[Stored data]
»»

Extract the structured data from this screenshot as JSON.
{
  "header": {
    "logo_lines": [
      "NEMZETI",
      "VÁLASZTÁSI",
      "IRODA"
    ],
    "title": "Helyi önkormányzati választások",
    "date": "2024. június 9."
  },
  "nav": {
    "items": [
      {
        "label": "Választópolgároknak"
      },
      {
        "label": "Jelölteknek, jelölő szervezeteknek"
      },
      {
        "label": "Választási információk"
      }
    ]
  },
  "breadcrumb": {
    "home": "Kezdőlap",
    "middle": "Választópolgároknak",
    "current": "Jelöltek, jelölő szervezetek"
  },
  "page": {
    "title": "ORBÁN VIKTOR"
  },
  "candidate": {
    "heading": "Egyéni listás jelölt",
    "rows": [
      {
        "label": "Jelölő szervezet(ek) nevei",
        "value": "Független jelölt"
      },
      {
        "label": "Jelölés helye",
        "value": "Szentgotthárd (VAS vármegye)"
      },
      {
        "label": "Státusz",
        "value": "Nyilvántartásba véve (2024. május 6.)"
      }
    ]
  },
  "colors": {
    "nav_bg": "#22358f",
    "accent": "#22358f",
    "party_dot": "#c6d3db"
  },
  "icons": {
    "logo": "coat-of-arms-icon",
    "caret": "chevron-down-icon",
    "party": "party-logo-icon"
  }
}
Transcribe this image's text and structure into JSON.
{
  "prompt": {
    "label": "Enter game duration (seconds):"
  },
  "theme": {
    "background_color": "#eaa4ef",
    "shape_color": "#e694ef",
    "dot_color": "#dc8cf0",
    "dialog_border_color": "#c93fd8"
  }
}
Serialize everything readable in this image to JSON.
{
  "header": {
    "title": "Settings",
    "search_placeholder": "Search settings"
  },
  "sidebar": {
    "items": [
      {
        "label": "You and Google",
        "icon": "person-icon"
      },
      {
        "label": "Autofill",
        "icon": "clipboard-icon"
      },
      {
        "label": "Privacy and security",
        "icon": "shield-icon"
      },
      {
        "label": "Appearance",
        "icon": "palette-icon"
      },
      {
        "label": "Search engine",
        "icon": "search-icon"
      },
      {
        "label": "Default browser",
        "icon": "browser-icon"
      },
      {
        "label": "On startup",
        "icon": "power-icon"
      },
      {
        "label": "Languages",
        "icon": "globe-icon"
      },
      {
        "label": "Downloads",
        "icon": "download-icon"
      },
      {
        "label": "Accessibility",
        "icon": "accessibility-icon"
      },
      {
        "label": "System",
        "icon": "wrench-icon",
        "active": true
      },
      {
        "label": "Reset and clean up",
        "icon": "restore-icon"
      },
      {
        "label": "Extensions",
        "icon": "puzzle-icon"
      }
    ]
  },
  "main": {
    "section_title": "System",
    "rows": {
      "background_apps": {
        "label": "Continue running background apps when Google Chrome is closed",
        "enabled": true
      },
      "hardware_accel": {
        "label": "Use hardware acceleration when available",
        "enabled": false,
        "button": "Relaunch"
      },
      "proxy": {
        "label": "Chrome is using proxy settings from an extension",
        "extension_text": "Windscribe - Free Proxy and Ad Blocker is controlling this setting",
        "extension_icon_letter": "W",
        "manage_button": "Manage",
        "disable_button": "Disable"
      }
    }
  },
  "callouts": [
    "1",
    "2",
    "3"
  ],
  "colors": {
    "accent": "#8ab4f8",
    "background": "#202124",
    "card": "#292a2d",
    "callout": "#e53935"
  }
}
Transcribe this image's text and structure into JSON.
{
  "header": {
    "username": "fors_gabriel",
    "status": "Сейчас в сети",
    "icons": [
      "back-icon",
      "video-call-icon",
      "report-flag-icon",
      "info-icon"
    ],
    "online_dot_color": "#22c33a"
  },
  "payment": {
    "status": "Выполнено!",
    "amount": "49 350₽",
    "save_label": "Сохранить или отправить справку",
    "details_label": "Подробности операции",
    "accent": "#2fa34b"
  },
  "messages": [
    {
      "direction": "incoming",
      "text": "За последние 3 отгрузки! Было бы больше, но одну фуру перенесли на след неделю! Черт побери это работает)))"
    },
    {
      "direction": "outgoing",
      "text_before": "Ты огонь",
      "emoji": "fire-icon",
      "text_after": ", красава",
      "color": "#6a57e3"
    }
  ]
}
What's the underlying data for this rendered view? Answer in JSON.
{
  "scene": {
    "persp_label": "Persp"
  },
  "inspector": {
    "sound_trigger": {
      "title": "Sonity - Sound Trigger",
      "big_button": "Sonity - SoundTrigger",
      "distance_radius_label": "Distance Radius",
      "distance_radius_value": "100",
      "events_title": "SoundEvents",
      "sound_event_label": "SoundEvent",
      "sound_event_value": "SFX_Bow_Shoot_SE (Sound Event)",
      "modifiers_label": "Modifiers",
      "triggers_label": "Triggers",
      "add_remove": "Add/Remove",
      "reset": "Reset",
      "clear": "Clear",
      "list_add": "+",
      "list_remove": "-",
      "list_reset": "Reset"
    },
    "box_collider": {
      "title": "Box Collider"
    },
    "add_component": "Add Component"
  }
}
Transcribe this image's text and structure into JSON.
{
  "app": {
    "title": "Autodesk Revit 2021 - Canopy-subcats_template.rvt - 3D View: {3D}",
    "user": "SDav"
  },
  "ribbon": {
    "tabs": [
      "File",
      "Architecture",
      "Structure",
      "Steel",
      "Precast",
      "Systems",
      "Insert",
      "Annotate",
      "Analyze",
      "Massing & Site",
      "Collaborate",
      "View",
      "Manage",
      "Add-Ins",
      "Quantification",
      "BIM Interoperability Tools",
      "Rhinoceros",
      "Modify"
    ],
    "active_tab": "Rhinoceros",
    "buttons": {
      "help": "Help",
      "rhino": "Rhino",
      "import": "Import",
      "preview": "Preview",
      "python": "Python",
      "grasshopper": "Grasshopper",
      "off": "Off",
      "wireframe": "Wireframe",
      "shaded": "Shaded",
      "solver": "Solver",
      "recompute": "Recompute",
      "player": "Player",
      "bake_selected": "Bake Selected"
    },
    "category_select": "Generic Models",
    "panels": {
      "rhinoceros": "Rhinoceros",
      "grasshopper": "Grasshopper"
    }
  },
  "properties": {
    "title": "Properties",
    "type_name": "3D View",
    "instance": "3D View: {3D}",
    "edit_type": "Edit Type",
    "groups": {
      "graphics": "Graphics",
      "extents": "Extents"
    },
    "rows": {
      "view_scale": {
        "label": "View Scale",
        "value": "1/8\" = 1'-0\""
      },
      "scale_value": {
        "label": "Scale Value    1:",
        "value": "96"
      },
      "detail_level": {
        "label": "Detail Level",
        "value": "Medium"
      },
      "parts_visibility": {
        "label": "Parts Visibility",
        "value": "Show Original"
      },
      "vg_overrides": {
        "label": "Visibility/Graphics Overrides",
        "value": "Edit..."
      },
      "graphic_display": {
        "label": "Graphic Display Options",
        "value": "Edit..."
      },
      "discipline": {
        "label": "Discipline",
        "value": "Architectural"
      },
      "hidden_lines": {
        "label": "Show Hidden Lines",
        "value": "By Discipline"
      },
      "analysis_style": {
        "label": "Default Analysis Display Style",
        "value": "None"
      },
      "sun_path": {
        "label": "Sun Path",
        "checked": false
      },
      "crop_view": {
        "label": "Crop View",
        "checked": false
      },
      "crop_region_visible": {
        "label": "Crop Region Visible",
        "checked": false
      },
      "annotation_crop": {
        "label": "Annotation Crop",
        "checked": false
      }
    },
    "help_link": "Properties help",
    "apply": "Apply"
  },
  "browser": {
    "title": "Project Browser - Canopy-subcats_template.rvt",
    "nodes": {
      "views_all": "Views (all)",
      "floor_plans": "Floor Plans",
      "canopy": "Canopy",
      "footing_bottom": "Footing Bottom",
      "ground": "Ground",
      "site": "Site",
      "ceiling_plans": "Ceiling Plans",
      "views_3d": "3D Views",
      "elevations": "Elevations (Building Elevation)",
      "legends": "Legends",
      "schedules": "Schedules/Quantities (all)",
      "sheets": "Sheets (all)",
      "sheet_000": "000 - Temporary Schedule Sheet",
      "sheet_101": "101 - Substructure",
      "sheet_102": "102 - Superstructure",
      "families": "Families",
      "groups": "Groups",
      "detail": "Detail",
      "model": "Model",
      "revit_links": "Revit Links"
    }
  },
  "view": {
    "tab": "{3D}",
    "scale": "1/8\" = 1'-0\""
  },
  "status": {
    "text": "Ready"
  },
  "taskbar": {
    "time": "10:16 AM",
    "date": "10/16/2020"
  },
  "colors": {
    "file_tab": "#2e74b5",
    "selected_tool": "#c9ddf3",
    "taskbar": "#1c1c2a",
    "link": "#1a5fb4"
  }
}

««

▶ TASK
Report how many lines of the entries hold the string "Views". Provide the number alone.

▶ EXERCISE OUTPUT
2